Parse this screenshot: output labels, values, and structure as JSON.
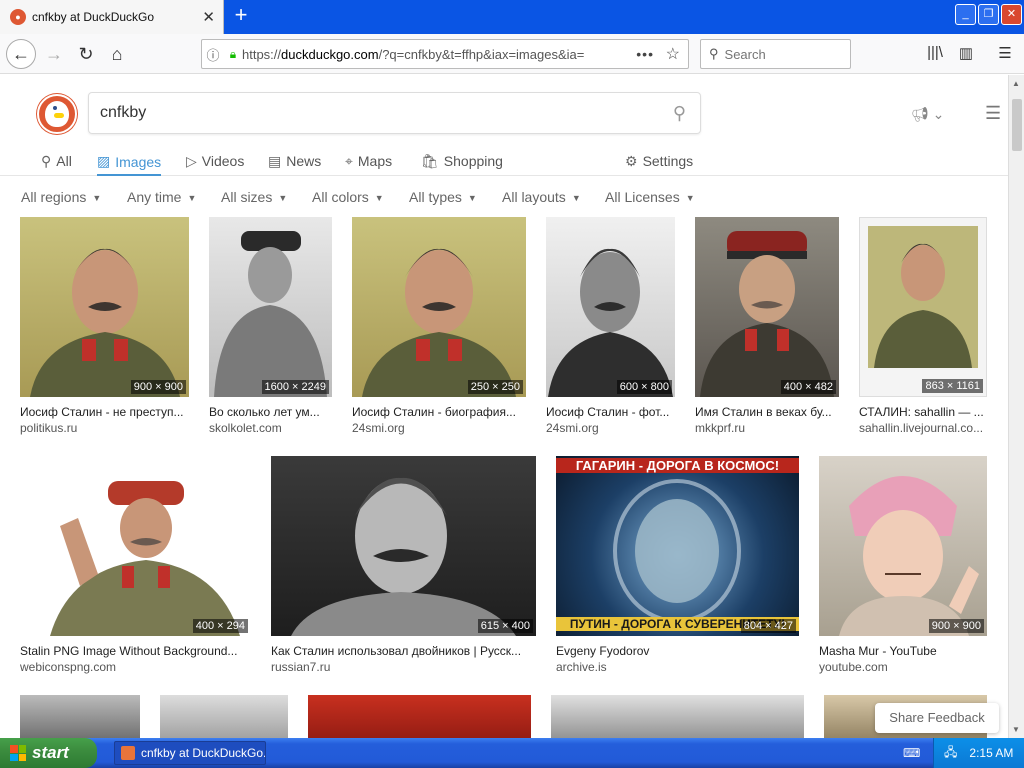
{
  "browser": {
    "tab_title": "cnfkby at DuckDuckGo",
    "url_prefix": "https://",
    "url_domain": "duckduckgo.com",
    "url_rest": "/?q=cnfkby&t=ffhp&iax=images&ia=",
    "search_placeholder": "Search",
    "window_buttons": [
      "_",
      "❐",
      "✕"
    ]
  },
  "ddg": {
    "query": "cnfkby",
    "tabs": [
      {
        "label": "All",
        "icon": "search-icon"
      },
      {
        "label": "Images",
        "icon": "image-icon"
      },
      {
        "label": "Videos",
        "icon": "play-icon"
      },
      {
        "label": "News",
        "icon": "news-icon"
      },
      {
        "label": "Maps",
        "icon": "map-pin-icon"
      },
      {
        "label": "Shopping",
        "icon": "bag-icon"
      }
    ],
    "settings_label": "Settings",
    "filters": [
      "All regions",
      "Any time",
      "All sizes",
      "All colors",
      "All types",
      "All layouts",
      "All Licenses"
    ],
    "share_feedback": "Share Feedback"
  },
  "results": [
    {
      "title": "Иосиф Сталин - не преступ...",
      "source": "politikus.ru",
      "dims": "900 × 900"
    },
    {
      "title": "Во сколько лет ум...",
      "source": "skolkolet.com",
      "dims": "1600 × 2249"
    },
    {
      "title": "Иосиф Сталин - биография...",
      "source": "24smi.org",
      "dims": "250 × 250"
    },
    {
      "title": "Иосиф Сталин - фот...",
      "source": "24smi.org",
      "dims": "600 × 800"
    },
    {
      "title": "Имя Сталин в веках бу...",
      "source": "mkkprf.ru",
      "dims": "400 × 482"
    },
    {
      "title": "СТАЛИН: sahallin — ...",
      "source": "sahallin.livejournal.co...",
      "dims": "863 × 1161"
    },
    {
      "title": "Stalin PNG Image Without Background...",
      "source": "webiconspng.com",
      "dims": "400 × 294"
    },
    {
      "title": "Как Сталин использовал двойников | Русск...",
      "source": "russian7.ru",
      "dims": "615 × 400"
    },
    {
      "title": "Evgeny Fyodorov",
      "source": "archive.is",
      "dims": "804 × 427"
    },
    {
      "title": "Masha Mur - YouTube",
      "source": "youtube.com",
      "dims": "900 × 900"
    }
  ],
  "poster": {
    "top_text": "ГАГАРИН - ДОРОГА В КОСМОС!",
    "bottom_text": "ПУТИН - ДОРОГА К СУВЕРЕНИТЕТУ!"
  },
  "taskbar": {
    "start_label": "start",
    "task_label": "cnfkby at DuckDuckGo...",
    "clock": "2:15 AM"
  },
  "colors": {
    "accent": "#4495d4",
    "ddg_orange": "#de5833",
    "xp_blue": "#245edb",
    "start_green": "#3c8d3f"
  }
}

STATED TASK: Without the pictures, retype the whole of the material above exactly.

RESULT BELOW:
Parse this screenshot: output labels, values, and structure as JSON.
{
  "browser": {
    "tab_title": "cnfkby at DuckDuckGo",
    "url_prefix": "https://",
    "url_domain": "duckduckgo.com",
    "url_rest": "/?q=cnfkby&t=ffhp&iax=images&ia=",
    "search_placeholder": "Search",
    "window_buttons": [
      "_",
      "❐",
      "✕"
    ]
  },
  "ddg": {
    "query": "cnfkby",
    "tabs": [
      {
        "label": "All",
        "icon": "search-icon"
      },
      {
        "label": "Images",
        "icon": "image-icon"
      },
      {
        "label": "Videos",
        "icon": "play-icon"
      },
      {
        "label": "News",
        "icon": "news-icon"
      },
      {
        "label": "Maps",
        "icon": "map-pin-icon"
      },
      {
        "label": "Shopping",
        "icon": "bag-icon"
      }
    ],
    "settings_label": "Settings",
    "filters": [
      "All regions",
      "Any time",
      "All sizes",
      "All colors",
      "All types",
      "All layouts",
      "All Licenses"
    ],
    "share_feedback": "Share Feedback"
  },
  "results": [
    {
      "title": "Иосиф Сталин - не преступ...",
      "source": "politikus.ru",
      "dims": "900 × 900"
    },
    {
      "title": "Во сколько лет ум...",
      "source": "skolkolet.com",
      "dims": "1600 × 2249"
    },
    {
      "title": "Иосиф Сталин - биография...",
      "source": "24smi.org",
      "dims": "250 × 250"
    },
    {
      "title": "Иосиф Сталин - фот...",
      "source": "24smi.org",
      "dims": "600 × 800"
    },
    {
      "title": "Имя Сталин в веках бу...",
      "source": "mkkprf.ru",
      "dims": "400 × 482"
    },
    {
      "title": "СТАЛИН: sahallin — ...",
      "source": "sahallin.livejournal.co...",
      "dims": "863 × 1161"
    },
    {
      "title": "Stalin PNG Image Without Background...",
      "source": "webiconspng.com",
      "dims": "400 × 294"
    },
    {
      "title": "Как Сталин использовал двойников | Русск...",
      "source": "russian7.ru",
      "dims": "615 × 400"
    },
    {
      "title": "Evgeny Fyodorov",
      "source": "archive.is",
      "dims": "804 × 427"
    },
    {
      "title": "Masha Mur - YouTube",
      "source": "youtube.com",
      "dims": "900 × 900"
    }
  ],
  "poster": {
    "top_text": "ГАГАРИН - ДОРОГА В КОСМОС!",
    "bottom_text": "ПУТИН - ДОРОГА К СУВЕРЕНИТЕТУ!"
  },
  "taskbar": {
    "start_label": "start",
    "task_label": "cnfkby at DuckDuckGo...",
    "clock": "2:15 AM"
  },
  "colors": {
    "accent": "#4495d4",
    "ddg_orange": "#de5833",
    "xp_blue": "#245edb",
    "start_green": "#3c8d3f"
  }
}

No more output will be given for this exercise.